Records for the task:
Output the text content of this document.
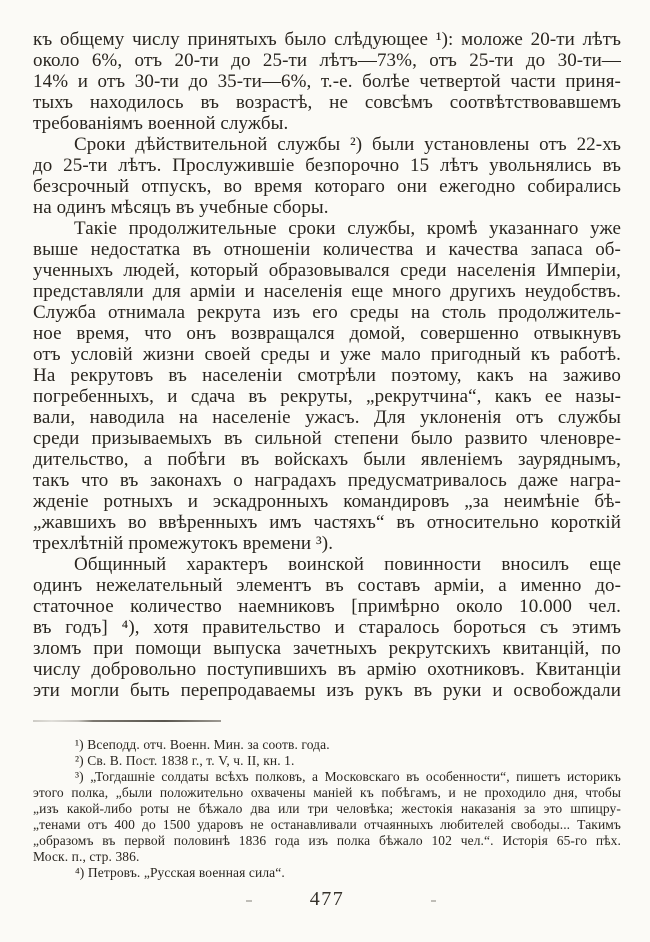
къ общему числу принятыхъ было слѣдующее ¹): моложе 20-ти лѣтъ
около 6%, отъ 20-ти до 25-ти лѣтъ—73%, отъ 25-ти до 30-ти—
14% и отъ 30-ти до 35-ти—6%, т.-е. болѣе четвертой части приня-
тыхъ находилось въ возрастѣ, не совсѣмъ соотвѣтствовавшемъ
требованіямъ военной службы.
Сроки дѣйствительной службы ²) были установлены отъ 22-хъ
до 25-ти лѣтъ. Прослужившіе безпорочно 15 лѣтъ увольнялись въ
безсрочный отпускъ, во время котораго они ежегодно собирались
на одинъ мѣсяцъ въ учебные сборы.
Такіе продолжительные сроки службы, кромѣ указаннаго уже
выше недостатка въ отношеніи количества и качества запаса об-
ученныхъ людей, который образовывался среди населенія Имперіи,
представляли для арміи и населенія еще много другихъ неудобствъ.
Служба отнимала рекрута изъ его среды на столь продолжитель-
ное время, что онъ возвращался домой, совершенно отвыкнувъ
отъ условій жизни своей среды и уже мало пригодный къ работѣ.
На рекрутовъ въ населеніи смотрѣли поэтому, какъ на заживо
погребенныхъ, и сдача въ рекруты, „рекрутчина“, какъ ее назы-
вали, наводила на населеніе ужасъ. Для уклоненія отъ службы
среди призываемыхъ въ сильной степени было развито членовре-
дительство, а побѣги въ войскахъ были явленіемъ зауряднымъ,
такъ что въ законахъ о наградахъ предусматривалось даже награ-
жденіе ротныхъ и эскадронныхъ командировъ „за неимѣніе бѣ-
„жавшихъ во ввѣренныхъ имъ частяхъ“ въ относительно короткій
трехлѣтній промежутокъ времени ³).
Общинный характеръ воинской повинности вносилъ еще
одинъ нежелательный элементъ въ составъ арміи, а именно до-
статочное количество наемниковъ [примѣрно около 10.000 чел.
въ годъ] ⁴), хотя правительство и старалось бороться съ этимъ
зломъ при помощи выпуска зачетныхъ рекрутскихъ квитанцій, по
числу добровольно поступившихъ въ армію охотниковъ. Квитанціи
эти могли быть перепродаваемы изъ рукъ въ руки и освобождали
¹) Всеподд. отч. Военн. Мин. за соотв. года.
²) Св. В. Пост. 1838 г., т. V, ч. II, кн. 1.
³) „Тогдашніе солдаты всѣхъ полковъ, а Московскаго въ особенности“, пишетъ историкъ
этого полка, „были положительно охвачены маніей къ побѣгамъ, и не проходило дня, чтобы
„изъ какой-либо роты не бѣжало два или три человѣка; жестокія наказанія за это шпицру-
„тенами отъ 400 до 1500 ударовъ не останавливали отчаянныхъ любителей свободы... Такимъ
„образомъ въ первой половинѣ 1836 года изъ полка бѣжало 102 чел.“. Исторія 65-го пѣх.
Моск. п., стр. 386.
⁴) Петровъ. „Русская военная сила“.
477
---
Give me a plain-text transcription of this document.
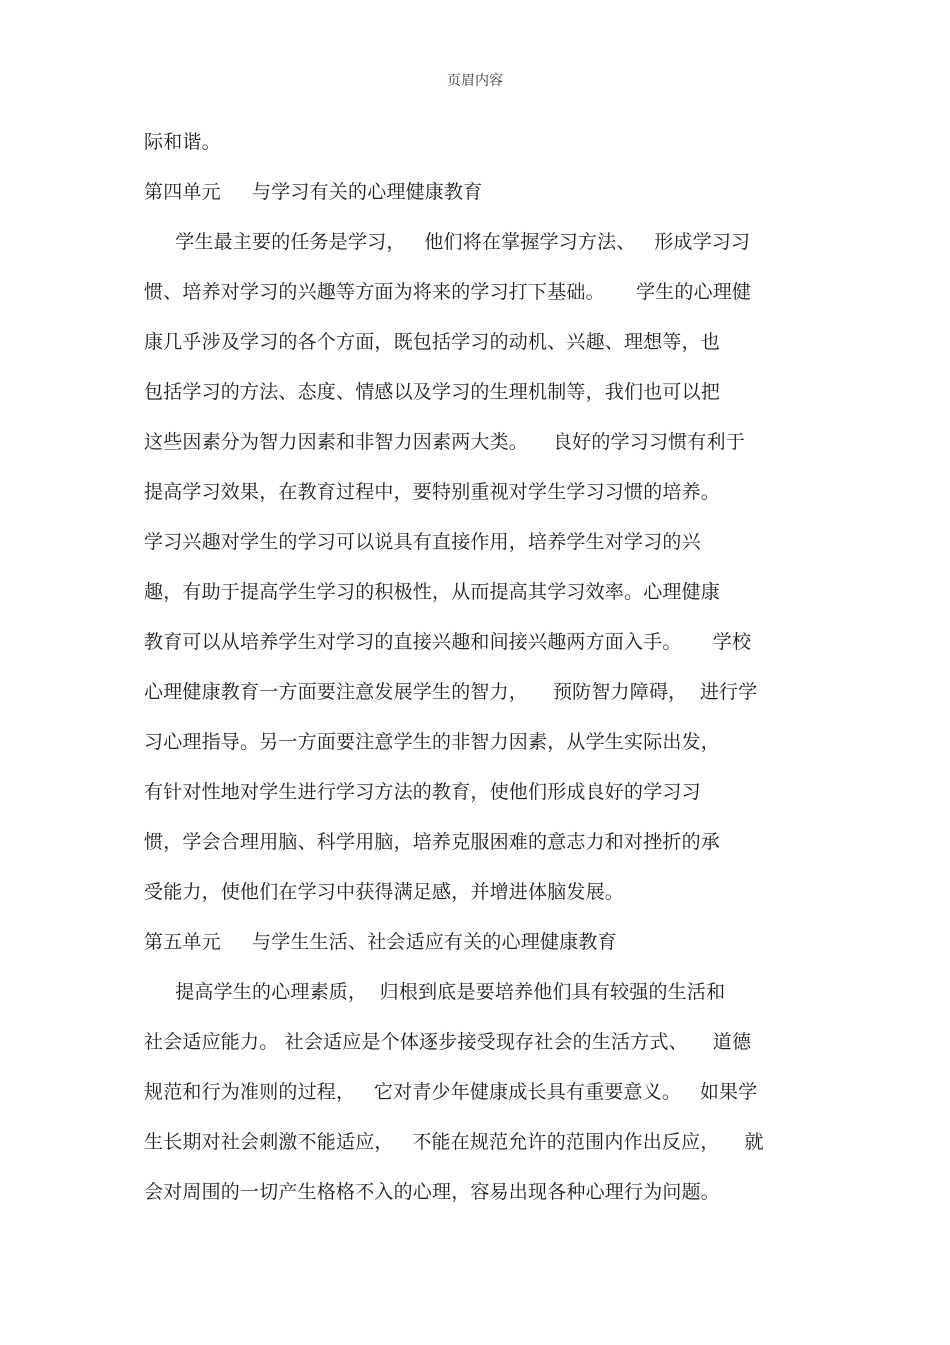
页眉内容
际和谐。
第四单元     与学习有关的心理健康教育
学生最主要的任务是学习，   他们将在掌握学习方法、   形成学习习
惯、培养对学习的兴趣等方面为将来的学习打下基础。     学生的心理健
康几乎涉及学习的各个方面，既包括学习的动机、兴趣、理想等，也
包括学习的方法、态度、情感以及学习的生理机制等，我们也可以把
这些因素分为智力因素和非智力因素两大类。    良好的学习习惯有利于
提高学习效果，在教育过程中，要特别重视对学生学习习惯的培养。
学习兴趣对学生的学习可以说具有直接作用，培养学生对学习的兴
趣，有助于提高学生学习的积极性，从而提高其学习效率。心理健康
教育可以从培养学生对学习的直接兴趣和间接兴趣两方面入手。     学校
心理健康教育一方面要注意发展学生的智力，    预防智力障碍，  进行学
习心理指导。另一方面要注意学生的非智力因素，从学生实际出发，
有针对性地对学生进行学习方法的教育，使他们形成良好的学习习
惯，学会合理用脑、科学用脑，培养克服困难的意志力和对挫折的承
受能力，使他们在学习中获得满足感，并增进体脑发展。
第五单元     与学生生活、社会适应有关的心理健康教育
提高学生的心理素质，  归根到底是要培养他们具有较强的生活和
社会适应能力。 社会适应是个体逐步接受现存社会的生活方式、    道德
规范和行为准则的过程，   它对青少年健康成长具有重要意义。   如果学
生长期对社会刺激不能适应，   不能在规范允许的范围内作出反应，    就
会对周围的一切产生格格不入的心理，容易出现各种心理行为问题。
---
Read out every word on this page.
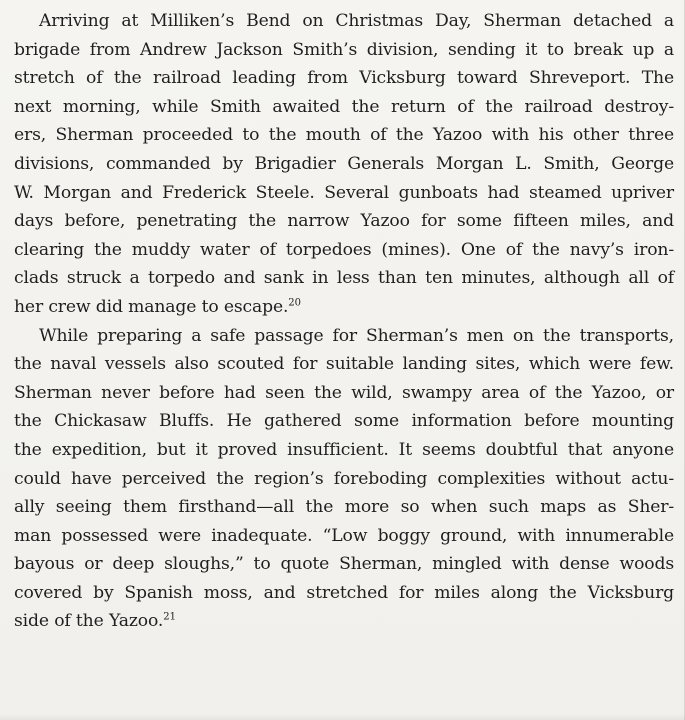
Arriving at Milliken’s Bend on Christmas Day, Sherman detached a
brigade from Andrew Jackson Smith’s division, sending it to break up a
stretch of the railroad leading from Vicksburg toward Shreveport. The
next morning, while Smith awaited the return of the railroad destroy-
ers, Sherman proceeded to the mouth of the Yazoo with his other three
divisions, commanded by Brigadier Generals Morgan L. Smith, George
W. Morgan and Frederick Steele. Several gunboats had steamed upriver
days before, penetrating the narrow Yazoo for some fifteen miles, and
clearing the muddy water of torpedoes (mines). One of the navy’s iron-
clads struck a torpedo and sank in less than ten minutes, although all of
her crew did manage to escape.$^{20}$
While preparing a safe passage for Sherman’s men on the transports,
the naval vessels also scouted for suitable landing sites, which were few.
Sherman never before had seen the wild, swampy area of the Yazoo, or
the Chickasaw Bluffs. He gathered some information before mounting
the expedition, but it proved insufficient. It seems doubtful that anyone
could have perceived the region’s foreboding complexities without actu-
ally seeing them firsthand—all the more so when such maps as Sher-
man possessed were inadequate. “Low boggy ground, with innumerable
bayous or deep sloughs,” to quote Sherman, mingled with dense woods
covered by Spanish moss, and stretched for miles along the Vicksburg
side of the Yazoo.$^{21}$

Goal:
Extract every line containing the string "this" from the data above.

Answer below:
Output the text content of this document.
Give me a plain-text transcription of this document.
Read out every word on this page.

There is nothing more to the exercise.